Dataset items:
##############################
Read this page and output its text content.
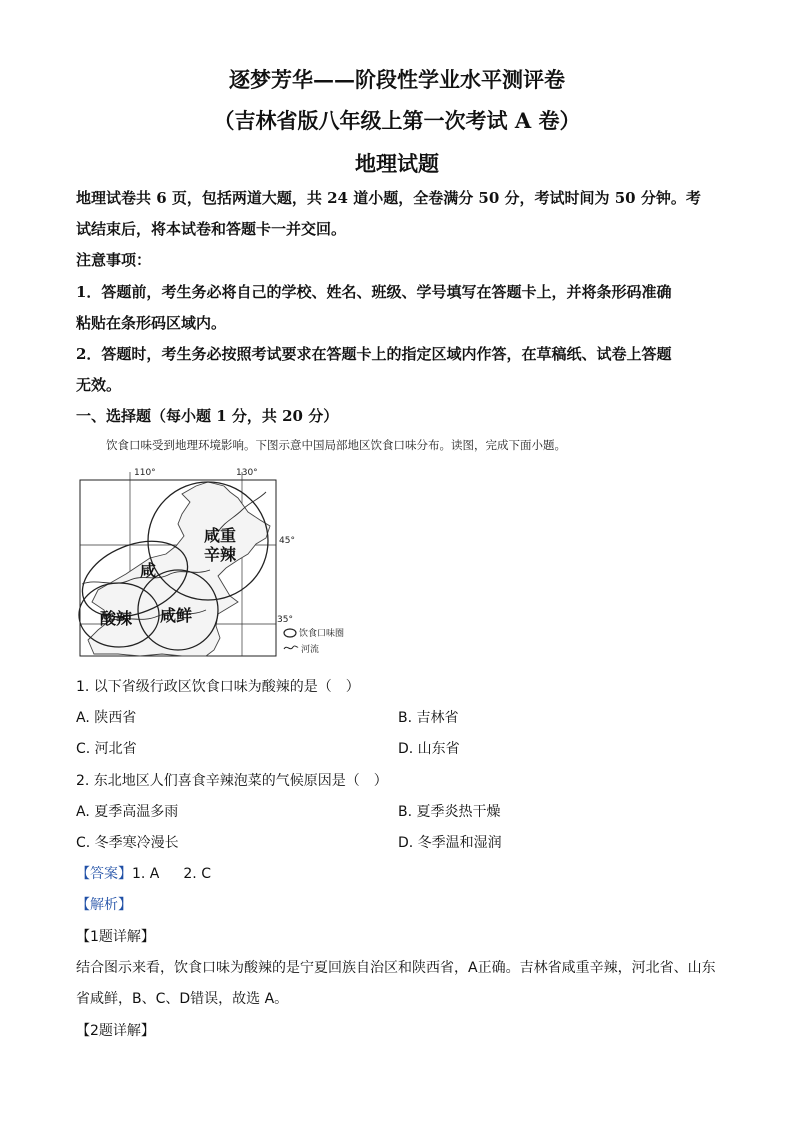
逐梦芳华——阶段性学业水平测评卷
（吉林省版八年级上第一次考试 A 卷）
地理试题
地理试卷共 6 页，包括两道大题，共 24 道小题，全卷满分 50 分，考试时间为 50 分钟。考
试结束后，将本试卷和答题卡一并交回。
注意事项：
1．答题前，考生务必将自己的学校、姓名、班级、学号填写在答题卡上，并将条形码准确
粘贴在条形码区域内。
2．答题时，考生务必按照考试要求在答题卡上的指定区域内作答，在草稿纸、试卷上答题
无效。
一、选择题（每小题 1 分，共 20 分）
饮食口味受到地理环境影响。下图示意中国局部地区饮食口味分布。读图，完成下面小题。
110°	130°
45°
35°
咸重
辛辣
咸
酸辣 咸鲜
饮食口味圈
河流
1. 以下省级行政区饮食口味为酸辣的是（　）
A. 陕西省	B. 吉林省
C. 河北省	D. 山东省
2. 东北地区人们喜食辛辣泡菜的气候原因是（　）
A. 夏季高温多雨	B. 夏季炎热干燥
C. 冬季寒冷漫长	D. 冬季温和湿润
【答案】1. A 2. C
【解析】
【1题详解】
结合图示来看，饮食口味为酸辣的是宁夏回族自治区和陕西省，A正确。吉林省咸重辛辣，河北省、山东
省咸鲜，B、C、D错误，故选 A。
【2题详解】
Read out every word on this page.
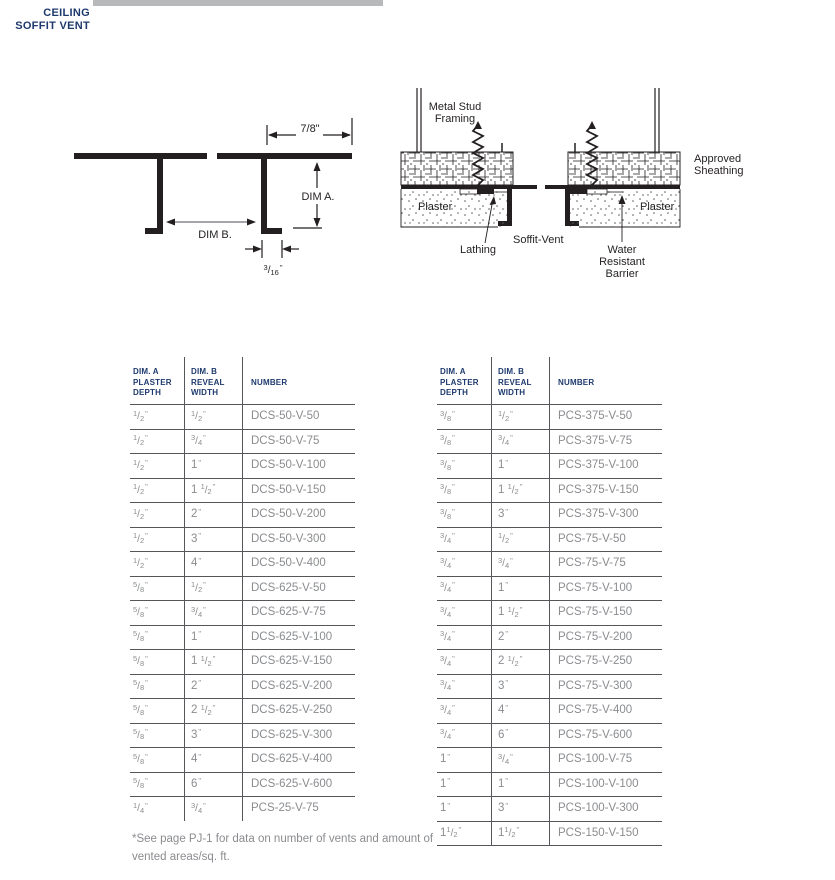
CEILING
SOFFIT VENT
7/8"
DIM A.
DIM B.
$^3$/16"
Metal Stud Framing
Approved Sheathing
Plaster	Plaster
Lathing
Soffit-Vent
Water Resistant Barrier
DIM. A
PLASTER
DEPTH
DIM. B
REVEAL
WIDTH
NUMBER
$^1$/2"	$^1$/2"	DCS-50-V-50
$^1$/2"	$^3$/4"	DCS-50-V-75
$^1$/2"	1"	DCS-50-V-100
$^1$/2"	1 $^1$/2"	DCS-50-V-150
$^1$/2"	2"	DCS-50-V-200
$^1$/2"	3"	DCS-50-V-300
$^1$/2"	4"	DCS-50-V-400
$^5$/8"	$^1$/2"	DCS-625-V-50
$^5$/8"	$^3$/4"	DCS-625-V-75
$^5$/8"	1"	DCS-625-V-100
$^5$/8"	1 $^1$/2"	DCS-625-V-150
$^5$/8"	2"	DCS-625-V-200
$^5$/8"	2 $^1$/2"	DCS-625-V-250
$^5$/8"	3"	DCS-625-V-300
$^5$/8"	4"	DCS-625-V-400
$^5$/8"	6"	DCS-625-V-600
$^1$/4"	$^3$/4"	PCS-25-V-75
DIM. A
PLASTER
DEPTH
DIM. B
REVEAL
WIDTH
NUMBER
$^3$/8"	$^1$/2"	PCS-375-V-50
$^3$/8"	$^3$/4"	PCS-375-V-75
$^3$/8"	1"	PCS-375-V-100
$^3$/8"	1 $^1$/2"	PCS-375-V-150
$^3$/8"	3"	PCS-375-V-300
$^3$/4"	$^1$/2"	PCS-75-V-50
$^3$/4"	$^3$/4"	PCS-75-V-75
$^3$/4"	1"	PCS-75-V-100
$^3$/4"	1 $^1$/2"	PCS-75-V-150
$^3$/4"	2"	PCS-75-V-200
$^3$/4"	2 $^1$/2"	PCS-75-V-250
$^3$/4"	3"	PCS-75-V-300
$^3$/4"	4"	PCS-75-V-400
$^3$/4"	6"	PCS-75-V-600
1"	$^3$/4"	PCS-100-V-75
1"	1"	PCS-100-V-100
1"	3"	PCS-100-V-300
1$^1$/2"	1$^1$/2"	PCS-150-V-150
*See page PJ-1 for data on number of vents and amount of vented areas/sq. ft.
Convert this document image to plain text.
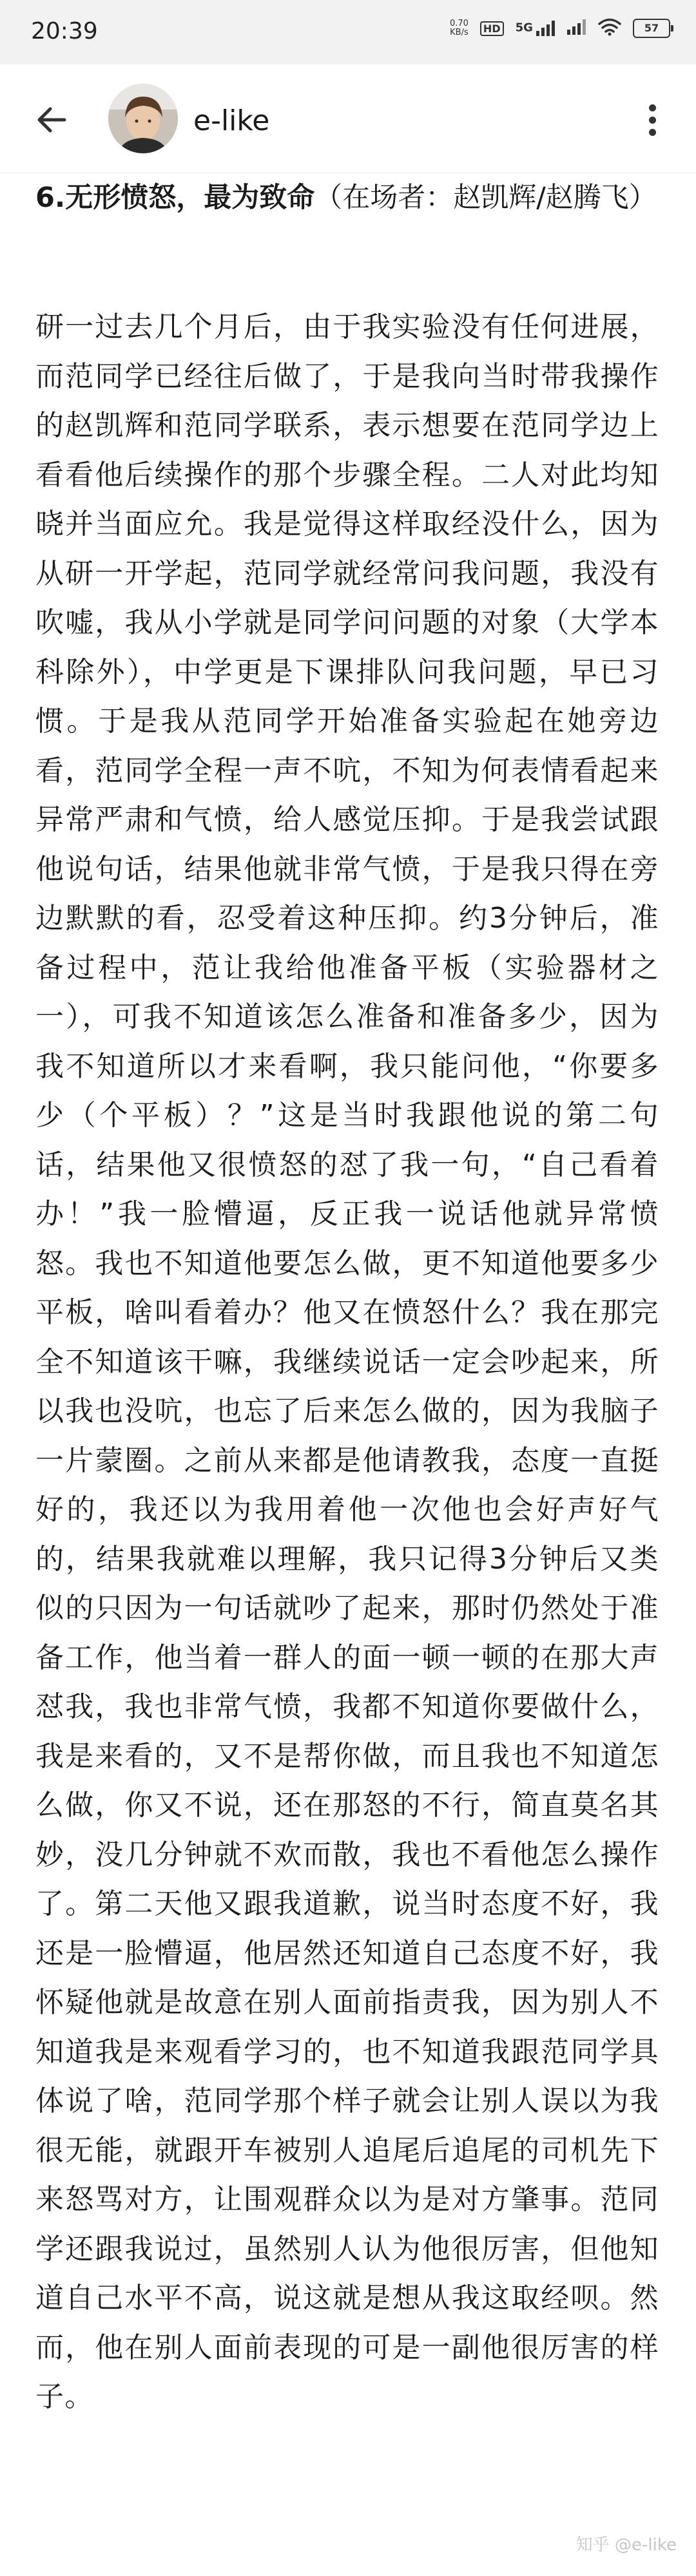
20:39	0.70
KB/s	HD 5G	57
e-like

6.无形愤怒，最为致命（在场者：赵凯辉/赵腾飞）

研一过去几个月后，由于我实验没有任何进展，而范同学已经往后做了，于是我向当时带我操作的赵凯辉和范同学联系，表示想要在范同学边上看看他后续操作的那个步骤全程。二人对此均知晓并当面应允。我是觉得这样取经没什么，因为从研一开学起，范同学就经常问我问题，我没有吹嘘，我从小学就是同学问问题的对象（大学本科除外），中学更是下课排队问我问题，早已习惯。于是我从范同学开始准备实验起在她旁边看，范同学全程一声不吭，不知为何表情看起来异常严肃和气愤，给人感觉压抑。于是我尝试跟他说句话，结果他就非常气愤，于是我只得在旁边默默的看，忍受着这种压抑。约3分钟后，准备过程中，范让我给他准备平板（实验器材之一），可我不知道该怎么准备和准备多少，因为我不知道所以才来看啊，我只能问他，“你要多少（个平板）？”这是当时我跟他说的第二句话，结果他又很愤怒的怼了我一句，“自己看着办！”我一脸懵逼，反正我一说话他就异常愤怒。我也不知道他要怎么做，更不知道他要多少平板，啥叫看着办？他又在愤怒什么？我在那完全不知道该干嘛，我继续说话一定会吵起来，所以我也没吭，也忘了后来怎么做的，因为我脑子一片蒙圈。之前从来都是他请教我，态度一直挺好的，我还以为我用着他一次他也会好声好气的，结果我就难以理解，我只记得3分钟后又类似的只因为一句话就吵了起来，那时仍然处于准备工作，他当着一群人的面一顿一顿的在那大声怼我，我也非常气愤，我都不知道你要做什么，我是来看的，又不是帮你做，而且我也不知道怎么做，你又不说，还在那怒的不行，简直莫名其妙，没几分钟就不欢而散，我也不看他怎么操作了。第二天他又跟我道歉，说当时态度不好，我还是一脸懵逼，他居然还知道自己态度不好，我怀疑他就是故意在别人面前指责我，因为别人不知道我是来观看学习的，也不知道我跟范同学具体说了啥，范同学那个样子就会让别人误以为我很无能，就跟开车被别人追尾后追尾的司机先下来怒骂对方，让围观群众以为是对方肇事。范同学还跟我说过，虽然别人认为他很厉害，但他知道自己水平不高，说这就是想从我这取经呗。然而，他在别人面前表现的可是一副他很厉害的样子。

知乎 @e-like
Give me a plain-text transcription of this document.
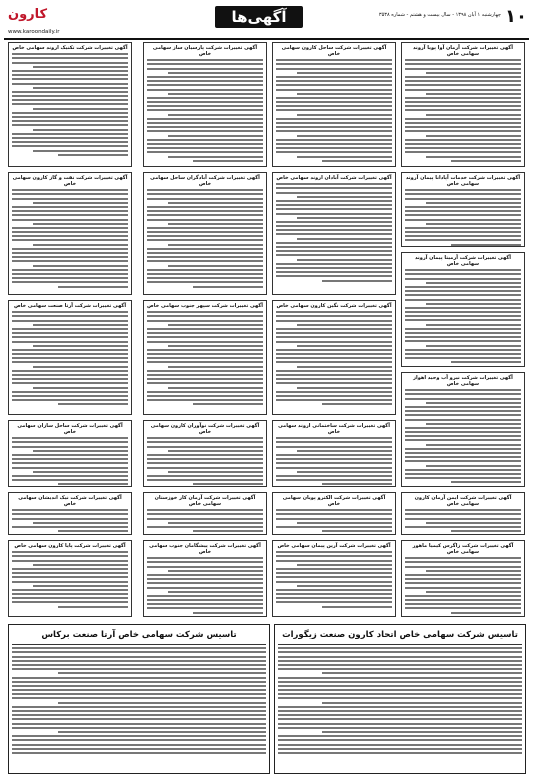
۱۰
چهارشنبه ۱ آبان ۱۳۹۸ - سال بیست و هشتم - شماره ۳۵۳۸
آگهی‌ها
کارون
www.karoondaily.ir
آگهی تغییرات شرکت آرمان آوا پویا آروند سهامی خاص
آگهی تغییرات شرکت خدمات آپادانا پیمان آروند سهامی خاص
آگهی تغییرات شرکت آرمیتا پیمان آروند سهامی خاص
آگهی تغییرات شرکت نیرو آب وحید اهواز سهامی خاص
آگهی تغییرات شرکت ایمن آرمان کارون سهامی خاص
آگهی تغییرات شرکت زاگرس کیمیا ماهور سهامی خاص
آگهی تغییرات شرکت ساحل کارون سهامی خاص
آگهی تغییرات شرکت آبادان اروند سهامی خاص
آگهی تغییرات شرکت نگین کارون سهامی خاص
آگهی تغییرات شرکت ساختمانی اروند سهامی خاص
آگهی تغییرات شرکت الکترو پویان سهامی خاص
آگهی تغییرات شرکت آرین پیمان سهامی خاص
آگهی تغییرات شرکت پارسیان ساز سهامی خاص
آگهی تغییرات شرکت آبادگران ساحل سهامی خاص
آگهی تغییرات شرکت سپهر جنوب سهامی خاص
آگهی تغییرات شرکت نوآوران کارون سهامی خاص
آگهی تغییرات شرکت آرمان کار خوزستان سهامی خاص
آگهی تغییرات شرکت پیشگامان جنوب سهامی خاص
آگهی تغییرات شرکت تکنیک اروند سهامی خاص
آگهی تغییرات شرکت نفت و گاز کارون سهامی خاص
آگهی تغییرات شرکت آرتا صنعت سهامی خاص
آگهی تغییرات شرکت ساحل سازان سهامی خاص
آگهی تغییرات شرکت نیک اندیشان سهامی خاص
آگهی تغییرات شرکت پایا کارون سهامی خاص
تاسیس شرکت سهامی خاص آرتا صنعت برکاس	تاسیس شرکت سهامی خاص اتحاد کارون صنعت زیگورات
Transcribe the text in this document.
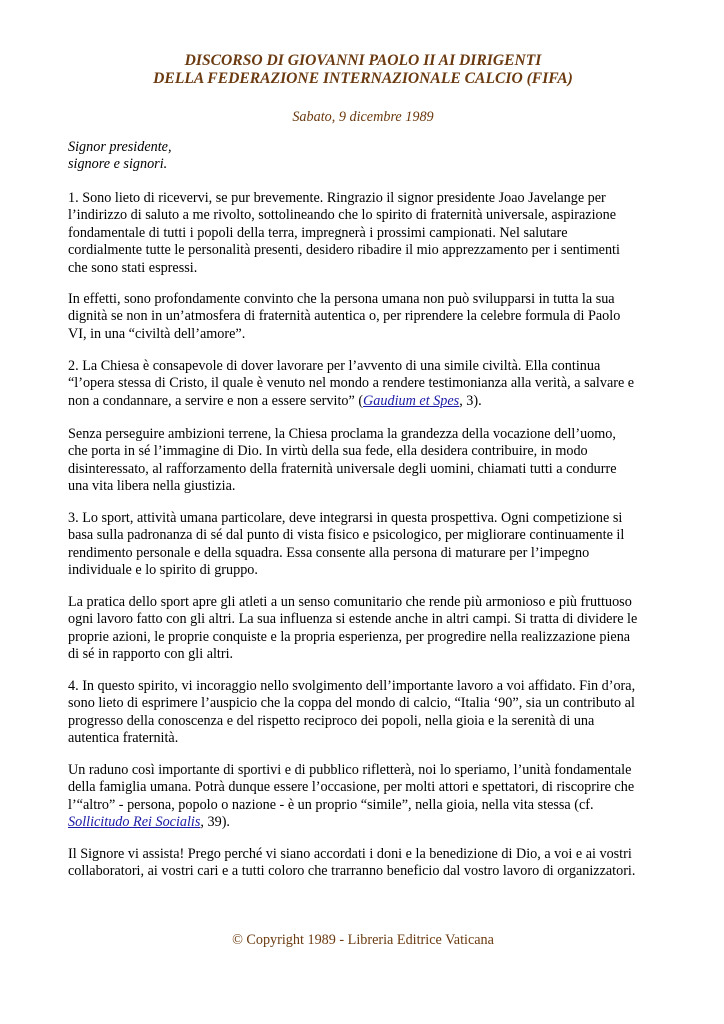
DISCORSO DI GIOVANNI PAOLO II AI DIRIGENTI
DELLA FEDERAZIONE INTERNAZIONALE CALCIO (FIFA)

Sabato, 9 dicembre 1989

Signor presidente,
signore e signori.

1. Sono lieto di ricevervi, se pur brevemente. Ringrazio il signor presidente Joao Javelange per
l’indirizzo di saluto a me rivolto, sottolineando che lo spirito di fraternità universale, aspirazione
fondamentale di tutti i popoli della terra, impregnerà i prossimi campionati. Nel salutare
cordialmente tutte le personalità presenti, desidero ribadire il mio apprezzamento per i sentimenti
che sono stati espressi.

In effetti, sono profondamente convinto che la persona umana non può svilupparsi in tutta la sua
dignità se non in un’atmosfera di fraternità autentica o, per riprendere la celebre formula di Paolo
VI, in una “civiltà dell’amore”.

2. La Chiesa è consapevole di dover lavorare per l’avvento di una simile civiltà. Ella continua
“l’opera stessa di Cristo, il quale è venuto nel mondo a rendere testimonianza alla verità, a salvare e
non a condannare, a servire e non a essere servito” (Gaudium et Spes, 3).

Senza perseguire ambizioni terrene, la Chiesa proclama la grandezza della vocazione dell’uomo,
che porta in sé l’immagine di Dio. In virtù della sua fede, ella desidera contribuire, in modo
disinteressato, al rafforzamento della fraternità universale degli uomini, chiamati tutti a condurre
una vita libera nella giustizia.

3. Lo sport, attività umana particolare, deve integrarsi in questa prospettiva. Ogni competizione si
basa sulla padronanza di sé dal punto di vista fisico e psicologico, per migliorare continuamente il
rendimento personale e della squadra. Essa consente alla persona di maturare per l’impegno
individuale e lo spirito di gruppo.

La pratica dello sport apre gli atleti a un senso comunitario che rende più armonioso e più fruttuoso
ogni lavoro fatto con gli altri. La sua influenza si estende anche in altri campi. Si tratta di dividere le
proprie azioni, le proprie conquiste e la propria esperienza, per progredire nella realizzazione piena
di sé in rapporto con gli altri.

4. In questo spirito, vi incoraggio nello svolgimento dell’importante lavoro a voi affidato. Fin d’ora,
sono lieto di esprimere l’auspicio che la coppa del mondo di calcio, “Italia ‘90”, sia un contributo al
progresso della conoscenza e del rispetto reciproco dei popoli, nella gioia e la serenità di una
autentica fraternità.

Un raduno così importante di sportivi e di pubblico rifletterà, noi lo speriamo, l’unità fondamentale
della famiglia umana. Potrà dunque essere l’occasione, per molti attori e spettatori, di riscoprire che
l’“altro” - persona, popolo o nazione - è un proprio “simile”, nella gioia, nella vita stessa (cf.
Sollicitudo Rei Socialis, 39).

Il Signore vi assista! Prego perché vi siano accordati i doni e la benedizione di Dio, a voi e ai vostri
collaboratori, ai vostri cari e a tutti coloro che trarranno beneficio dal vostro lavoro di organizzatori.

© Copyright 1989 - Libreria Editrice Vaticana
##############################
# Given problem
Pick out and copy the lines of the material that include the word "lieto".

# Solution to this problem
1. Sono lieto di ricevervi, se pur brevemente. Ringrazio il signor presidente Joao Javelange per
sono lieto di esprimere l’auspicio che la coppa del mondo di calcio, “Italia ‘90”, sia un contributo al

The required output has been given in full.